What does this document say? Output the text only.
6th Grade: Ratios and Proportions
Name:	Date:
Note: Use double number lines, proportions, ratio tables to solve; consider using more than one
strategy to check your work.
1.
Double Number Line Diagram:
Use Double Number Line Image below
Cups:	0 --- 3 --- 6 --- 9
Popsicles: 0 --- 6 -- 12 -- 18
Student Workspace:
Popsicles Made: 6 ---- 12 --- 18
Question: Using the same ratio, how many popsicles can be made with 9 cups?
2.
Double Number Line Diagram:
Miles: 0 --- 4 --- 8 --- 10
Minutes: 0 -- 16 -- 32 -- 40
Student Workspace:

--

Copy every line exactly. Leave nothing out.

What does this document say? Output the text only.
6th Grade: Ratios and Proportions
Name:	Date:
Note: Use double number lines, proportions, ratio tables to solve; consider using more than one
strategy to check your work.
1.
Double Number Line Diagram:
Use Double Number Line Image below
Cups:	0 --- 3 --- 6 --- 9
Popsicles: 0 --- 6 -- 12 -- 18
Student Workspace:
Popsicles Made: 6 ---- 12 --- 18
Question: Using the same ratio, how many popsicles can be made with 9 cups?
2.
Double Number Line Diagram:
Miles: 0 --- 4 --- 8 --- 10
Minutes: 0 -- 16 -- 32 -- 40
Student Workspace:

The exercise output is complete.